- Problem to solve:
Your task is to repeat the entries word for word while leaving out the pictures.

- Extracted material:
-- start --

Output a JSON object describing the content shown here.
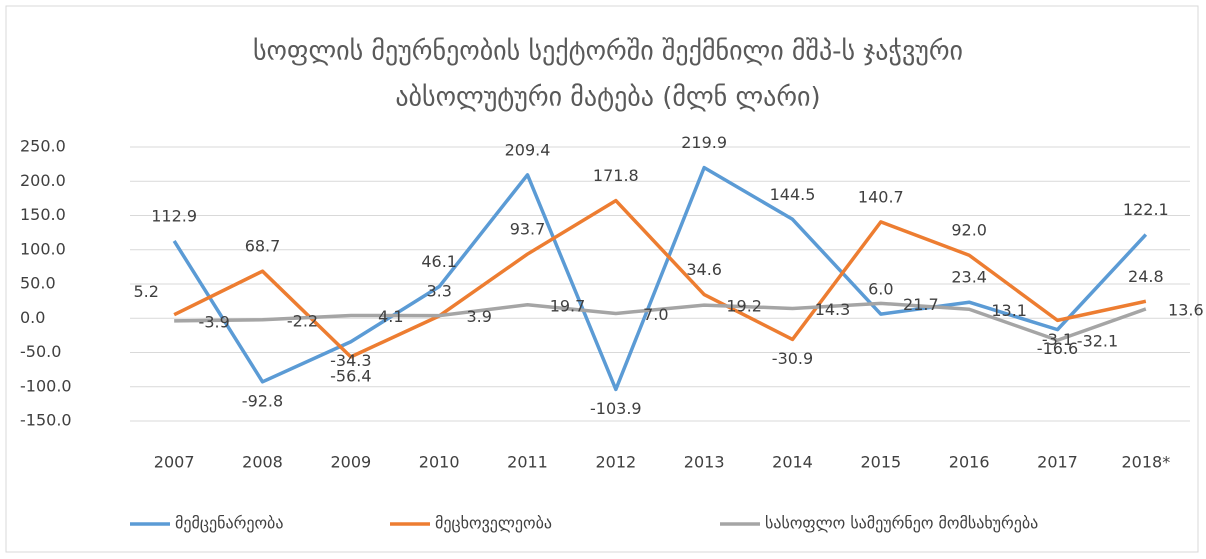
{
  "chart_data": {
    "type": "line",
    "title": [
      "სოფლის მეურნეობის სექტორში შექმნილი მშპ-ს ჯაჭვური",
      "აბსოლუტური მატება  (მლნ ლარი)"
    ],
    "categories": [
      "2007",
      "2008",
      "2009",
      "2010",
      "2011",
      "2012",
      "2013",
      "2014",
      "2015",
      "2016",
      "2017",
      "2018*"
    ],
    "series": [
      {
        "name": "მემცენარეობა",
        "color": "#5b9bd5",
        "label_color": "#4472c4",
        "values": [
          112.9,
          -92.8,
          -34.3,
          46.1,
          209.4,
          -103.9,
          219.9,
          144.5,
          6.0,
          23.4,
          -16.6,
          122.1
        ],
        "value_labels": [
          "112.9",
          "-92.8",
          "-34.3",
          "46.1",
          "209.4",
          "-103.9",
          "219.9",
          "144.5",
          "6.0",
          "23.4",
          "-16.6",
          "122.1"
        ]
      },
      {
        "name": "მეცხოველეობა",
        "color": "#ed7d31",
        "label_color": "#ed7d31",
        "values": [
          5.2,
          68.7,
          -56.4,
          3.3,
          93.7,
          171.8,
          34.6,
          -30.9,
          140.7,
          92.0,
          -3.1,
          24.8
        ],
        "value_labels": [
          "5.2",
          "68.7",
          "-56.4",
          "3.3",
          "93.7",
          "171.8",
          "34.6",
          "-30.9",
          "140.7",
          "92.0",
          "-3.1",
          "24.8"
        ]
      },
      {
        "name": "სასოფლო სამეურნეო მომსახურება",
        "color": "#a5a5a5",
        "label_color": "#000000",
        "values": [
          -3.9,
          -2.2,
          4.1,
          3.9,
          19.7,
          7.0,
          19.2,
          14.3,
          21.7,
          13.1,
          -32.1,
          13.6
        ],
        "value_labels": [
          "-3.9",
          "-2.2",
          "4.1",
          "3.9",
          "19.7",
          "7.0",
          "19.2",
          "14.3",
          "21.7",
          "13.1",
          "-32.1",
          "13.6"
        ]
      }
    ],
    "ylim": [
      -150,
      250
    ],
    "yticks": [
      {
        "value": -150,
        "label": "-150.0"
      },
      {
        "value": -100,
        "label": "-100.0"
      },
      {
        "value": -50,
        "label": "-50.0"
      },
      {
        "value": 0,
        "label": "0.0"
      },
      {
        "value": 50,
        "label": "50.0"
      },
      {
        "value": 100,
        "label": "100.0"
      },
      {
        "value": 150,
        "label": "150.0"
      },
      {
        "value": 200,
        "label": "200.0"
      },
      {
        "value": 250,
        "label": "250.0"
      }
    ],
    "grid": true,
    "legend": "bottom"
  }
}
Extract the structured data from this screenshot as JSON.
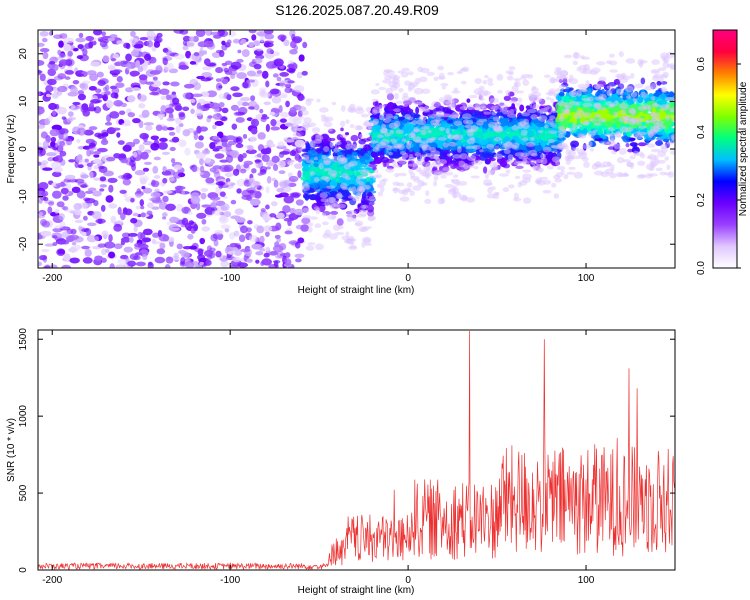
{
  "title": "S126.2025.087.20.49.R09",
  "chart_data": [
    {
      "type": "heatmap",
      "xlabel": "Height of straight line (km)",
      "ylabel": "Frequency (Hz)",
      "xlim": [
        -208,
        150
      ],
      "ylim": [
        -25,
        25
      ],
      "xticks": [
        -200,
        -100,
        0,
        100
      ],
      "xtick_labels": [
        "-200",
        "-100",
        "0",
        "100"
      ],
      "yticks": [
        -20,
        -10,
        0,
        10,
        20
      ],
      "ytick_labels": [
        "-20",
        "-10",
        "0",
        "10",
        "20"
      ],
      "colorbar": {
        "label": "Normalized spectral amplitude",
        "range": [
          0,
          0.7
        ],
        "ticks": [
          0.0,
          0.2,
          0.4,
          0.6
        ],
        "tick_labels": [
          "0.0",
          "0.2",
          "0.4",
          "0.6"
        ],
        "colors": [
          "#ffffff",
          "#e0c8ff",
          "#9a40ff",
          "#6a00ff",
          "#0000ff",
          "#00c0ff",
          "#00ff80",
          "#80ff00",
          "#ffff00",
          "#ff8000",
          "#ff0040",
          "#ff0080"
        ]
      },
      "bands": [
        {
          "x_range": [
            -208,
            -58
          ],
          "f_range": [
            -25,
            25
          ],
          "level": "noise"
        },
        {
          "x_range": [
            -58,
            -20
          ],
          "f_center": -5,
          "f_halfwidth": 10,
          "level": "signal"
        },
        {
          "x_range": [
            -20,
            85
          ],
          "f_center": 3,
          "f_halfwidth": 8,
          "level": "signal"
        },
        {
          "x_range": [
            85,
            150
          ],
          "f_center": 7,
          "f_halfwidth": 7,
          "level": "strong"
        }
      ],
      "grid": false
    },
    {
      "type": "line",
      "xlabel": "Height of straight line (km)",
      "ylabel": "SNR (10 * v/v)",
      "xlim": [
        -208,
        150
      ],
      "ylim": [
        0,
        1560
      ],
      "xticks": [
        -200,
        -100,
        0,
        100
      ],
      "xtick_labels": [
        "-200",
        "-100",
        "0",
        "100"
      ],
      "yticks": [
        0,
        500,
        1000,
        1500
      ],
      "ytick_labels": [
        "0",
        "500",
        "1000",
        "1500"
      ],
      "color": "#ee3030",
      "segments": [
        {
          "x_range": [
            -208,
            -45
          ],
          "typical": 25,
          "peak": 40
        },
        {
          "x_range": [
            -45,
            -35
          ],
          "typical": 120,
          "peak": 360
        },
        {
          "x_range": [
            -35,
            0
          ],
          "typical": 200,
          "peak": 600
        },
        {
          "x_range": [
            0,
            50
          ],
          "typical": 330,
          "peak": 1560
        },
        {
          "x_range": [
            50,
            150
          ],
          "typical": 450,
          "peak": 1530
        }
      ],
      "grid": false
    }
  ]
}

-- end --

- Finished answer:
Output a JSON object describing the content shown here.
{
  "chart_data": {
    "type": "line",
    "title": [
      "სოფლის მეურნეობის სექტორში შექმნილი მშპ-ს ჯაჭვური",
      "აბსოლუტური მატება  (მლნ ლარი)"
    ],
    "categories": [
      "2007",
      "2008",
      "2009",
      "2010",
      "2011",
      "2012",
      "2013",
      "2014",
      "2015",
      "2016",
      "2017",
      "2018*"
    ],
    "series": [
      {
        "name": "მემცენარეობა",
        "color": "#5b9bd5",
        "label_color": "#4472c4",
        "values": [
          112.9,
          -92.8,
          -34.3,
          46.1,
          209.4,
          -103.9,
          219.9,
          144.5,
          6.0,
          23.4,
          -16.6,
          122.1
        ],
        "value_labels": [
          "112.9",
          "-92.8",
          "-34.3",
          "46.1",
          "209.4",
          "-103.9",
          "219.9",
          "144.5",
          "6.0",
          "23.4",
          "-16.6",
          "122.1"
        ]
      },
      {
        "name": "მეცხოველეობა",
        "color": "#ed7d31",
        "label_color": "#ed7d31",
        "values": [
          5.2,
          68.7,
          -56.4,
          3.3,
          93.7,
          171.8,
          34.6,
          -30.9,
          140.7,
          92.0,
          -3.1,
          24.8
        ],
        "value_labels": [
          "5.2",
          "68.7",
          "-56.4",
          "3.3",
          "93.7",
          "171.8",
          "34.6",
          "-30.9",
          "140.7",
          "92.0",
          "-3.1",
          "24.8"
        ]
      },
      {
        "name": "სასოფლო სამეურნეო მომსახურება",
        "color": "#a5a5a5",
        "label_color": "#000000",
        "values": [
          -3.9,
          -2.2,
          4.1,
          3.9,
          19.7,
          7.0,
          19.2,
          14.3,
          21.7,
          13.1,
          -32.1,
          13.6
        ],
        "value_labels": [
          "-3.9",
          "-2.2",
          "4.1",
          "3.9",
          "19.7",
          "7.0",
          "19.2",
          "14.3",
          "21.7",
          "13.1",
          "-32.1",
          "13.6"
        ]
      }
    ],
    "ylim": [
      -150,
      250
    ],
    "yticks": [
      {
        "value": -150,
        "label": "-150.0"
      },
      {
        "value": -100,
        "label": "-100.0"
      },
      {
        "value": -50,
        "label": "-50.0"
      },
      {
        "value": 0,
        "label": "0.0"
      },
      {
        "value": 50,
        "label": "50.0"
      },
      {
        "value": 100,
        "label": "100.0"
      },
      {
        "value": 150,
        "label": "150.0"
      },
      {
        "value": 200,
        "label": "200.0"
      },
      {
        "value": 250,
        "label": "250.0"
      }
    ],
    "grid": true,
    "legend": "bottom"
  }
}
Extract the structured data from this screenshot as JSON.
{
  "title": "S126.2025.087.20.49.R09",
  "chart_data": [
    {
      "type": "heatmap",
      "xlabel": "Height of straight line (km)",
      "ylabel": "Frequency (Hz)",
      "xlim": [
        -208,
        150
      ],
      "ylim": [
        -25,
        25
      ],
      "xticks": [
        -200,
        -100,
        0,
        100
      ],
      "xtick_labels": [
        "-200",
        "-100",
        "0",
        "100"
      ],
      "yticks": [
        -20,
        -10,
        0,
        10,
        20
      ],
      "ytick_labels": [
        "-20",
        "-10",
        "0",
        "10",
        "20"
      ],
      "colorbar": {
        "label": "Normalized spectral amplitude",
        "range": [
          0,
          0.7
        ],
        "ticks": [
          0.0,
          0.2,
          0.4,
          0.6
        ],
        "tick_labels": [
          "0.0",
          "0.2",
          "0.4",
          "0.6"
        ],
        "colors": [
          "#ffffff",
          "#e0c8ff",
          "#9a40ff",
          "#6a00ff",
          "#0000ff",
          "#00c0ff",
          "#00ff80",
          "#80ff00",
          "#ffff00",
          "#ff8000",
          "#ff0040",
          "#ff0080"
        ]
      },
      "bands": [
        {
          "x_range": [
            -208,
            -58
          ],
          "f_range": [
            -25,
            25
          ],
          "level": "noise"
        },
        {
          "x_range": [
            -58,
            -20
          ],
          "f_center": -5,
          "f_halfwidth": 10,
          "level": "signal"
        },
        {
          "x_range": [
            -20,
            85
          ],
          "f_center": 3,
          "f_halfwidth": 8,
          "level": "signal"
        },
        {
          "x_range": [
            85,
            150
          ],
          "f_center": 7,
          "f_halfwidth": 7,
          "level": "strong"
        }
      ],
      "grid": false
    },
    {
      "type": "line",
      "xlabel": "Height of straight line (km)",
      "ylabel": "SNR (10 * v/v)",
      "xlim": [
        -208,
        150
      ],
      "ylim": [
        0,
        1560
      ],
      "xticks": [
        -200,
        -100,
        0,
        100
      ],
      "xtick_labels": [
        "-200",
        "-100",
        "0",
        "100"
      ],
      "yticks": [
        0,
        500,
        1000,
        1500
      ],
      "ytick_labels": [
        "0",
        "500",
        "1000",
        "1500"
      ],
      "color": "#ee3030",
      "segments": [
        {
          "x_range": [
            -208,
            -45
          ],
          "typical": 25,
          "peak": 40
        },
        {
          "x_range": [
            -45,
            -35
          ],
          "typical": 120,
          "peak": 360
        },
        {
          "x_range": [
            -35,
            0
          ],
          "typical": 200,
          "peak": 600
        },
        {
          "x_range": [
            0,
            50
          ],
          "typical": 330,
          "peak": 1560
        },
        {
          "x_range": [
            50,
            150
          ],
          "typical": 450,
          "peak": 1530
        }
      ],
      "grid": false
    }
  ]
}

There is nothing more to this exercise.